# [What is required]
Going line by line through the listing, how many lines hold "aussi"? State nothing but the number.

*** Extracted data Section Begins ***

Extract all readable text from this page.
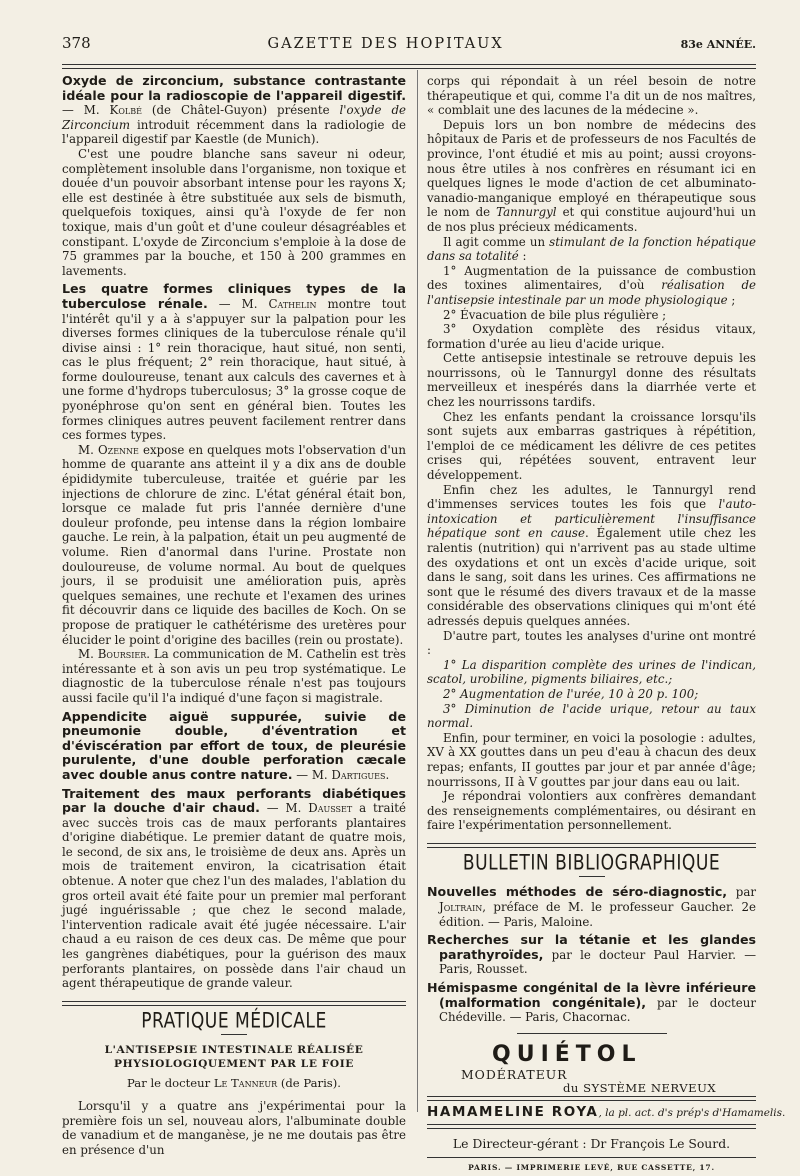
378	GAZETTE DES HOPITAUX	83e ANNÉE.

Oxyde de zirconcium, substance contrastante idéale pour la radioscopie de l'appareil digestif. — M. Kolbé (de Châtel-Guyon) présente l'oxyde de Zirconcium introduit récemment dans la radiologie de l'appareil digestif par Kaestle (de Munich).

C'est une poudre blanche sans saveur ni odeur, complètement insoluble dans l'organisme, non toxique et douée d'un pouvoir absorbant intense pour les rayons X; elle est destinée à être substituée aux sels de bismuth, quelquefois toxiques, ainsi qu'à l'oxyde de fer non toxique, mais d'un goût et d'une couleur désagréables et constipant. L'oxyde de Zirconcium s'emploie à la dose de 75 grammes par la bouche, et 150 à 200 grammes en lavements.

Les quatre formes cliniques types de la tuberculose rénale. — M. Cathelin montre tout l'intérêt qu'il y a à s'appuyer sur la palpation pour les diverses formes cliniques de la tuberculose rénale qu'il divise ainsi : 1° rein thoracique, haut situé, non senti, cas le plus fréquent; 2° rein thoracique, haut situé, à forme douloureuse, tenant aux calculs des cavernes et à une forme d'hydrops tuberculosus; 3° la grosse coque de pyonéphrose qu'on sent en général bien. Toutes les formes cliniques autres peuvent facilement rentrer dans ces formes types.

M. Ozenne expose en quelques mots l'observation d'un homme de quarante ans atteint il y a dix ans de double épididymite tuberculeuse, traitée et guérie par les injections de chlorure de zinc. L'état général était bon, lorsque ce malade fut pris l'année dernière d'une douleur profonde, peu intense dans la région lombaire gauche. Le rein, à la palpation, était un peu augmenté de volume. Rien d'anormal dans l'urine. Prostate non douloureuse, de volume normal. Au bout de quelques jours, il se produisit une amélioration puis, après quelques semaines, une rechute et l'examen des urines fit découvrir dans ce liquide des bacilles de Koch. On se propose de pratiquer le cathétérisme des uretères pour élucider le point d'origine des bacilles (rein ou prostate).

M. Boursier. La communication de M. Cathelin est très intéressante et à son avis un peu trop systématique. Le diagnostic de la tuberculose rénale n'est pas toujours aussi facile qu'il l'a indiqué d'une façon si magistrale.

Appendicite aiguë suppurée, suivie de pneumonie double, d'éventration et d'éviscération par effort de toux, de pleurésie purulente, d'une double perforation cæcale avec double anus contre nature. — M. Dartigues.

Traitement des maux perforants diabétiques par la douche d'air chaud. — M. Dausset a traité avec succès trois cas de maux perforants plantaires d'origine diabétique. Le premier datant de quatre mois, le second, de six ans, le troisième de deux ans. Après un mois de traitement environ, la cicatrisation était obtenue. A noter que chez l'un des malades, l'ablation du gros orteil avait été faite pour un premier mal perforant jugé inguérissable ; que chez le second malade, l'intervention radicale avait été jugée nécessaire. L'air chaud a eu raison de ces deux cas. De même que pour les gangrènes diabétiques, pour la guérison des maux perforants plantaires, on possède dans l'air chaud un agent thérapeutique de grande valeur.

PRATIQUE MÉDICALE

L'ANTISEPSIE INTESTINALE RÉALISÉE PHYSIOLOGIQUEMENT PAR LE FOIE

Par le docteur Le Tanneur (de Paris).

Lorsqu'il y a quatre ans j'expérimentai pour la première fois un sel, nouveau alors, l'albuminate double de vanadium et de manganèse, je ne me doutais pas être en présence d'un

corps qui répondait à un réel besoin de notre thérapeutique et qui, comme l'a dit un de nos maîtres, « comblait une des lacunes de la médecine ».

Depuis lors un bon nombre de médecins des hôpitaux de Paris et de professeurs de nos Facultés de province, l'ont étudié et mis au point; aussi croyons-nous être utiles à nos confrères en résumant ici en quelques lignes le mode d'action de cet albuminato-vanadio-manganique employé en thérapeutique sous le nom de Tannurgyl et qui constitue aujourd'hui un de nos plus précieux médicaments.

Il agit comme un stimulant de la fonction hépatique dans sa totalité :

1° Augmentation de la puissance de combustion des toxines alimentaires, d'où réalisation de l'antisepsie intestinale par un mode physiologique ;

2° Évacuation de bile plus régulière ;

3° Oxydation complète des résidus vitaux, formation d'urée au lieu d'acide urique.

Cette antisepsie intestinale se retrouve depuis les nourrissons, où le Tannurgyl donne des résultats merveilleux et inespérés dans la diarrhée verte et chez les nourrissons tardifs.

Chez les enfants pendant la croissance lorsqu'ils sont sujets aux embarras gastriques à répétition, l'emploi de ce médicament les délivre de ces petites crises qui, répétées souvent, entravent leur développement.

Enfin chez les adultes, le Tannurgyl rend d'immenses services toutes les fois que l'auto-intoxication et particulièrement l'insuffisance hépatique sont en cause. Également utile chez les ralentis (nutrition) qui n'arrivent pas au stade ultime des oxydations et ont un excès d'acide urique, soit dans le sang, soit dans les urines. Ces affirmations ne sont que le résumé des divers travaux et de la masse considérable des observations cliniques qui m'ont été adressés depuis quelques années.

D'autre part, toutes les analyses d'urine ont montré :

1° La disparition complète des urines de l'indican, scatol, urobiline, pigments biliaires, etc.;

2° Augmentation de l'urée, 10 à 20 p. 100;

3° Diminution de l'acide urique, retour au taux normal.

Enfin, pour terminer, en voici la posologie : adultes, XV à XX gouttes dans un peu d'eau à chacun des deux repas; enfants, II gouttes par jour et par année d'âge; nourrissons, II à V gouttes par jour dans eau ou lait.

Je répondrai volontiers aux confrères demandant des renseignements complémentaires, ou désirant en faire l'expérimentation personnellement.

BULLETIN BIBLIOGRAPHIQUE

Nouvelles méthodes de séro-diagnostic, par Joltrain, préface de M. le professeur Gaucher. 2e édition. — Paris, Maloine.

Recherches sur la tétanie et les glandes parathyroïdes, par le docteur Paul Harvier. — Paris, Rousset.

Hémispasme congénital de la lèvre inférieure (malformation congénitale), par le docteur Chédeville. — Paris, Chacornac.

QUIÉTOL
MODÉRATEUR
du SYSTÈME NERVEUX
HAMAMELINE ROYA, la pl. act. d's prép's d'Hamamelis.

Le Directeur-gérant : Dr François Le Sourd.

PARIS. — IMPRIMERIE LEVÉ, RUE CASSETTE, 17.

*** Extracted data Section Ends ***

# [Completed task]
2